● Goal
Copy each line that has the string "desired" somewhere in it.
__________________________________________________
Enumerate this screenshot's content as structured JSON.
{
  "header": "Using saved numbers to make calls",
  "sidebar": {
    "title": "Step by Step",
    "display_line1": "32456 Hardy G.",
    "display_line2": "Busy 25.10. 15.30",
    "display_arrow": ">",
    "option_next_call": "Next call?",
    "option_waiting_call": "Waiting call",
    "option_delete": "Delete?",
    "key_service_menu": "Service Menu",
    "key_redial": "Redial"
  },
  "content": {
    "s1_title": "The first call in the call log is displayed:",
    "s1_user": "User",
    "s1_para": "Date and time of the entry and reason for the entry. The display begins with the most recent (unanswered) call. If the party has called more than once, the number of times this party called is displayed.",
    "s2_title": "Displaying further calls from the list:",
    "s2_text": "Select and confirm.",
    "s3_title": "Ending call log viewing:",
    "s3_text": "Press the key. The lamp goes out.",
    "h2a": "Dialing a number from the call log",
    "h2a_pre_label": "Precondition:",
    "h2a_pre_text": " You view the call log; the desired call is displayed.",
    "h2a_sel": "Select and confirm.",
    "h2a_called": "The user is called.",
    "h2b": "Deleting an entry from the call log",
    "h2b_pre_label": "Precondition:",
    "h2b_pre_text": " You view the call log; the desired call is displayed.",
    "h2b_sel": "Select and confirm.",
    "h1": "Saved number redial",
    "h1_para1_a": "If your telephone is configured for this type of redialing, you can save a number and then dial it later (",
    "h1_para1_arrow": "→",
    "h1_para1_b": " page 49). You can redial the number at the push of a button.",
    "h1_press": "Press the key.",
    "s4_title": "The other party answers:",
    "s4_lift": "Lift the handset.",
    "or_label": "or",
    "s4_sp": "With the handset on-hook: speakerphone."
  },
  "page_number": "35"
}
__________________________________________________
● Written reply
    "h2a_pre_text": " You view the call log; the desired call is displayed.",
    "h2b_pre_text": " You view the call log; the desired call is displayed.",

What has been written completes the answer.